Your task: Scan each line of the records for the word "structured" and extract the ones that have it.

==========

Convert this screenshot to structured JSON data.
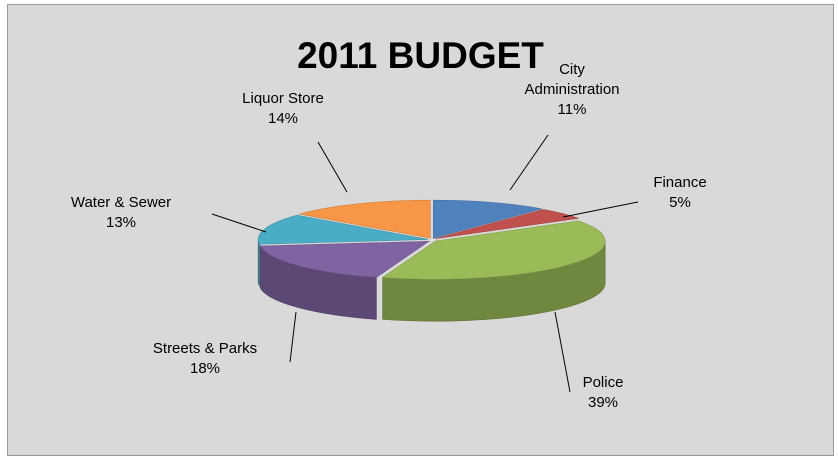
{
  "chart_data": {
    "type": "pie",
    "title": "2011 BUDGET",
    "slices": [
      {
        "name": "City Administration",
        "value": 11,
        "label_lines": [
          "City",
          "Administration",
          "11%"
        ],
        "color": "#4f81bd"
      },
      {
        "name": "Finance",
        "value": 5,
        "label_lines": [
          "Finance",
          "5%"
        ],
        "color": "#c0504d"
      },
      {
        "name": "Police",
        "value": 39,
        "label_lines": [
          "Police",
          "39%"
        ],
        "color": "#9bbb59"
      },
      {
        "name": "Streets & Parks",
        "value": 18,
        "label_lines": [
          "Streets & Parks",
          "18%"
        ],
        "color": "#8064a2"
      },
      {
        "name": "Water & Sewer",
        "value": 13,
        "label_lines": [
          "Water & Sewer",
          "13%"
        ],
        "color": "#4bacc6"
      },
      {
        "name": "Liquor Store",
        "value": 14,
        "label_lines": [
          "Liquor Store",
          "14%"
        ],
        "color": "#f79646"
      }
    ],
    "style": "3d-exploded-pie",
    "legend": "none"
  }
}
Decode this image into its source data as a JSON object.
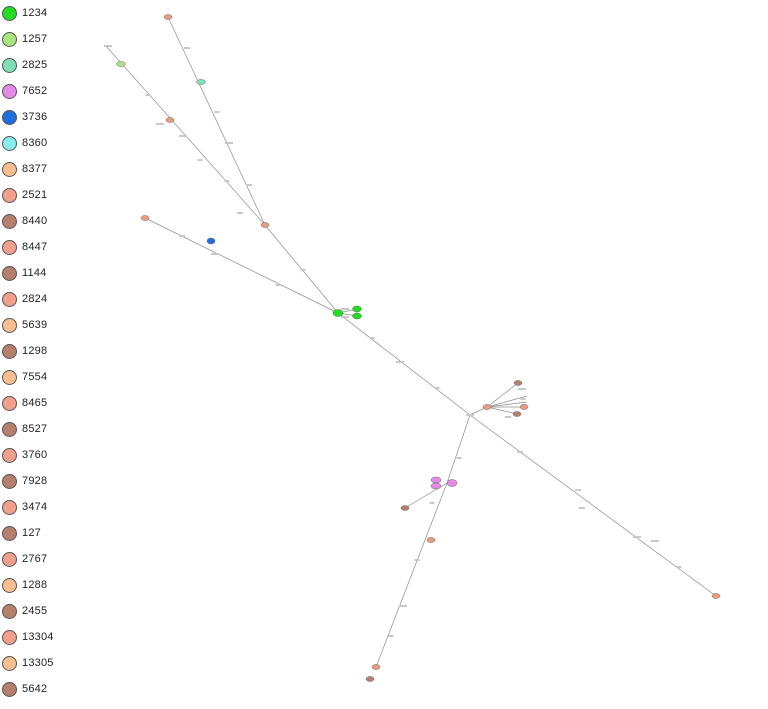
{
  "legend": {
    "items": [
      {
        "label": "1234",
        "color": "#22dd22"
      },
      {
        "label": "1257",
        "color": "#a9e57f"
      },
      {
        "label": "2825",
        "color": "#7fe0b8"
      },
      {
        "label": "7652",
        "color": "#e58ae5"
      },
      {
        "label": "3736",
        "color": "#1f6fe0"
      },
      {
        "label": "8360",
        "color": "#86eeee"
      },
      {
        "label": "8377",
        "color": "#f7bf8f"
      },
      {
        "label": "2521",
        "color": "#f2a08c"
      },
      {
        "label": "8440",
        "color": "#b5806c"
      },
      {
        "label": "8447",
        "color": "#f2a08c"
      },
      {
        "label": "1144",
        "color": "#b5806c"
      },
      {
        "label": "2824",
        "color": "#f2a08c"
      },
      {
        "label": "5639",
        "color": "#f7bf8f"
      },
      {
        "label": "1298",
        "color": "#b5806c"
      },
      {
        "label": "7554",
        "color": "#f7bf8f"
      },
      {
        "label": "8465",
        "color": "#f2a08c"
      },
      {
        "label": "8527",
        "color": "#b5806c"
      },
      {
        "label": "3760",
        "color": "#f2a08c"
      },
      {
        "label": "7928",
        "color": "#b5806c"
      },
      {
        "label": "3474",
        "color": "#f2a08c"
      },
      {
        "label": "127",
        "color": "#b5806c"
      },
      {
        "label": "2767",
        "color": "#f2a08c"
      },
      {
        "label": "1288",
        "color": "#f7bf8f"
      },
      {
        "label": "2455",
        "color": "#b5806c"
      },
      {
        "label": "13304",
        "color": "#f2a08c"
      },
      {
        "label": "13305",
        "color": "#f7bf8f"
      },
      {
        "label": "5642",
        "color": "#b5806c"
      }
    ]
  },
  "colors": {
    "edge": "#8c8c8c",
    "node_outline": "#666666",
    "salmon": "#ec9b80",
    "brown": "#b5806c",
    "green": "#22dd22",
    "light_green": "#a9e57f",
    "teal": "#7fe0b8",
    "magenta": "#e58ae5",
    "blue": "#1f6fe0"
  }
}
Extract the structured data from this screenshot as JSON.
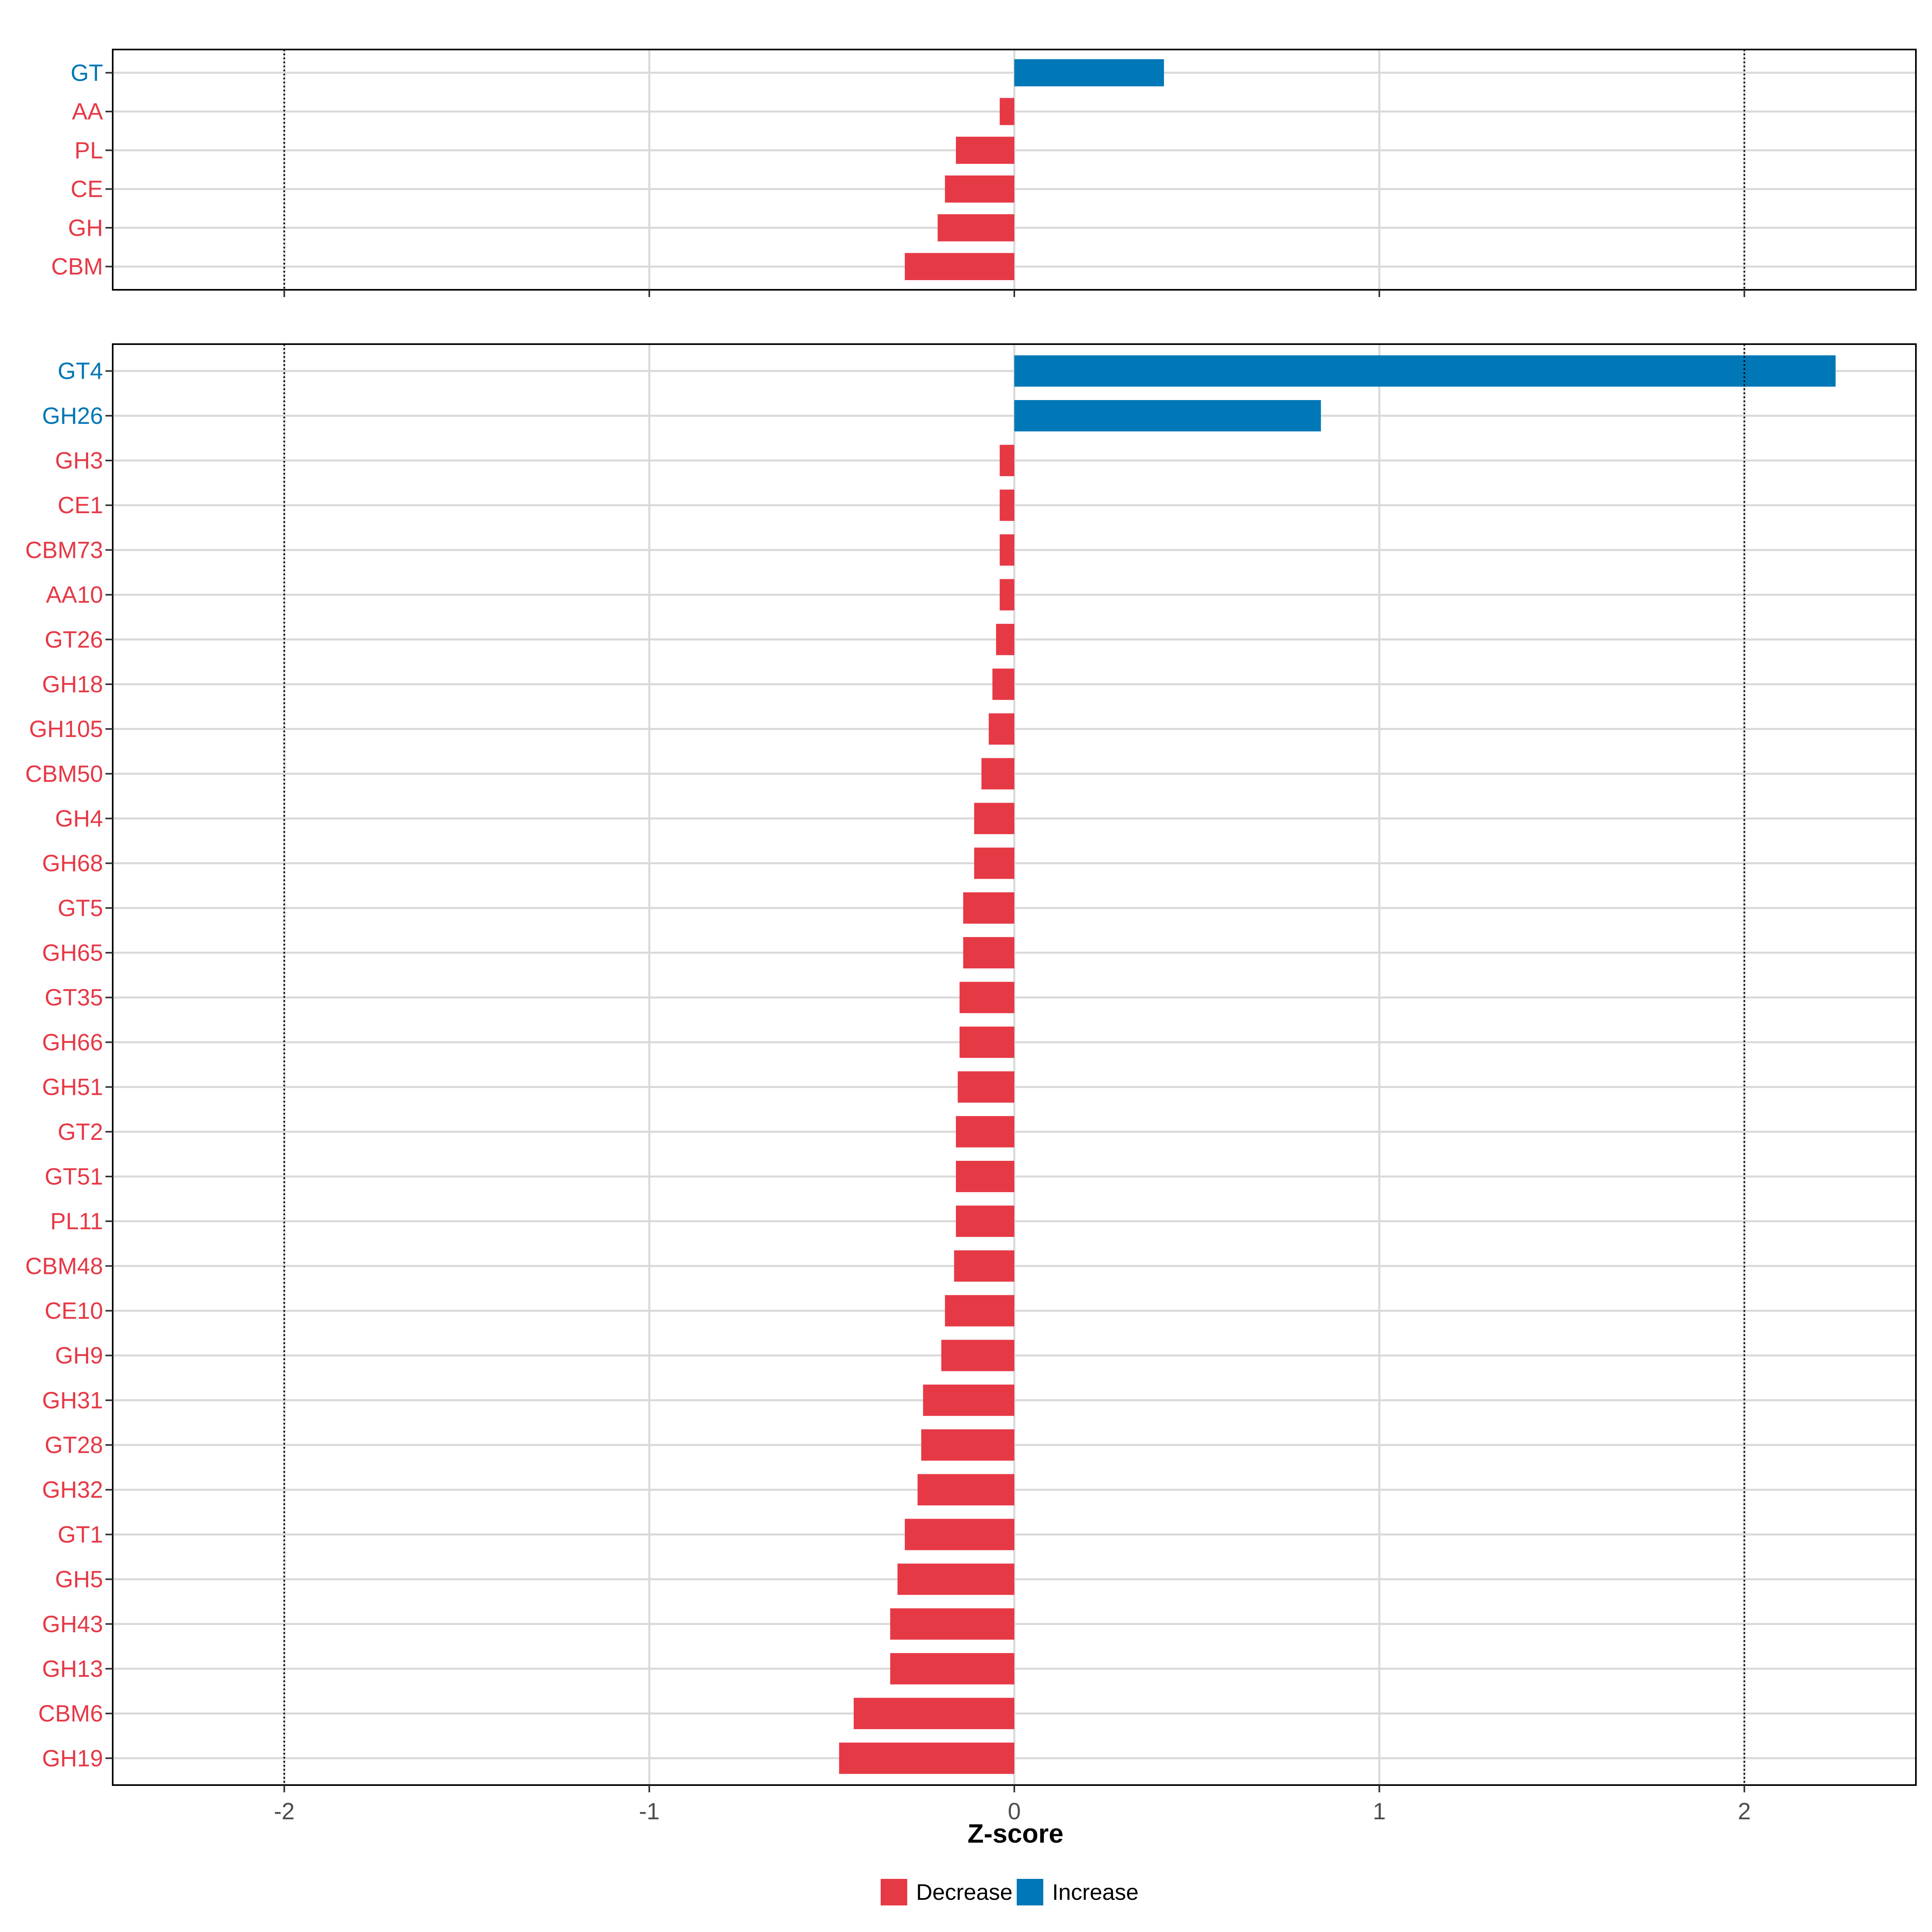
{
  "colors": {
    "decrease": "#E63946",
    "increase": "#0077B6",
    "grid": "#D9D9D9",
    "panel_border": "#000000",
    "text": "#000000"
  },
  "legend": {
    "position": "bottom",
    "items": [
      {
        "label": "Decrease",
        "color_key": "decrease"
      },
      {
        "label": "Increase",
        "color_key": "increase"
      }
    ]
  },
  "chart_data": {
    "type": "bar",
    "orientation": "horizontal",
    "xlabel": "Z-score",
    "xlim": [
      -2.47,
      2.47
    ],
    "xticks": [
      -2,
      -1,
      0,
      1,
      2
    ],
    "xtick_labels": [
      "-2",
      "-1",
      "0",
      "1",
      "2"
    ],
    "reference_lines": [
      -2,
      2
    ],
    "grid": true,
    "panels": [
      {
        "categories": [
          "GT",
          "AA",
          "PL",
          "CE",
          "GH",
          "CBM"
        ],
        "values": [
          0.41,
          -0.04,
          -0.16,
          -0.19,
          -0.21,
          -0.3
        ],
        "direction": [
          "Increase",
          "Decrease",
          "Decrease",
          "Decrease",
          "Decrease",
          "Decrease"
        ]
      },
      {
        "categories": [
          "GT4",
          "GH26",
          "GH3",
          "CE1",
          "CBM73",
          "AA10",
          "GT26",
          "GH18",
          "GH105",
          "CBM50",
          "GH4",
          "GH68",
          "GT5",
          "GH65",
          "GT35",
          "GH66",
          "GH51",
          "GT2",
          "GT51",
          "PL11",
          "CBM48",
          "CE10",
          "GH9",
          "GH31",
          "GT28",
          "GH32",
          "GT1",
          "GH5",
          "GH43",
          "GH13",
          "CBM6",
          "GH19"
        ],
        "values": [
          2.25,
          0.84,
          -0.04,
          -0.04,
          -0.04,
          -0.04,
          -0.05,
          -0.06,
          -0.07,
          -0.09,
          -0.11,
          -0.11,
          -0.14,
          -0.14,
          -0.15,
          -0.15,
          -0.155,
          -0.16,
          -0.16,
          -0.16,
          -0.165,
          -0.19,
          -0.2,
          -0.25,
          -0.255,
          -0.265,
          -0.3,
          -0.32,
          -0.34,
          -0.34,
          -0.44,
          -0.48
        ],
        "direction": [
          "Increase",
          "Increase",
          "Decrease",
          "Decrease",
          "Decrease",
          "Decrease",
          "Decrease",
          "Decrease",
          "Decrease",
          "Decrease",
          "Decrease",
          "Decrease",
          "Decrease",
          "Decrease",
          "Decrease",
          "Decrease",
          "Decrease",
          "Decrease",
          "Decrease",
          "Decrease",
          "Decrease",
          "Decrease",
          "Decrease",
          "Decrease",
          "Decrease",
          "Decrease",
          "Decrease",
          "Decrease",
          "Decrease",
          "Decrease",
          "Decrease",
          "Decrease"
        ]
      }
    ]
  }
}
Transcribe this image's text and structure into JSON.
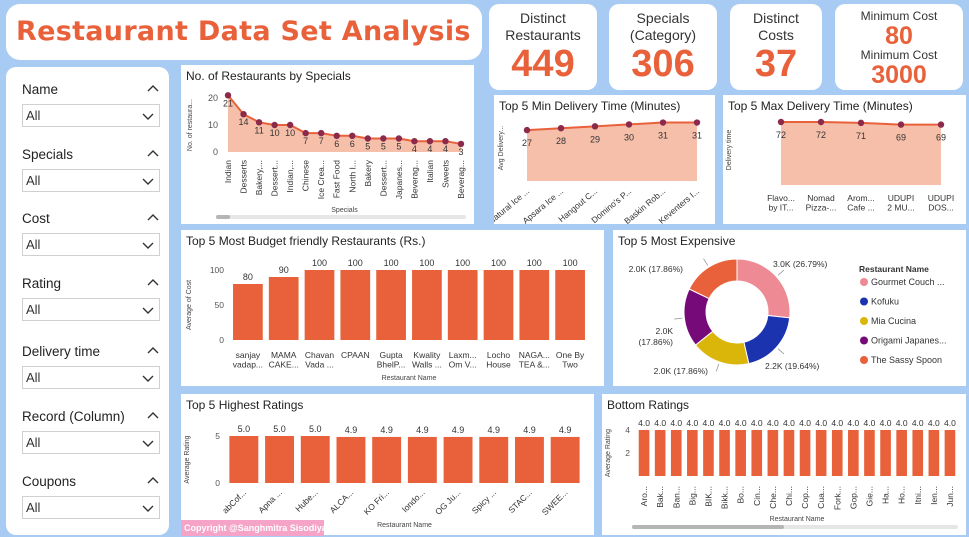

==========

Result of the task:
Convert this screenshot to structured JSON data.
Extract the structured data from this screenshot as JSON.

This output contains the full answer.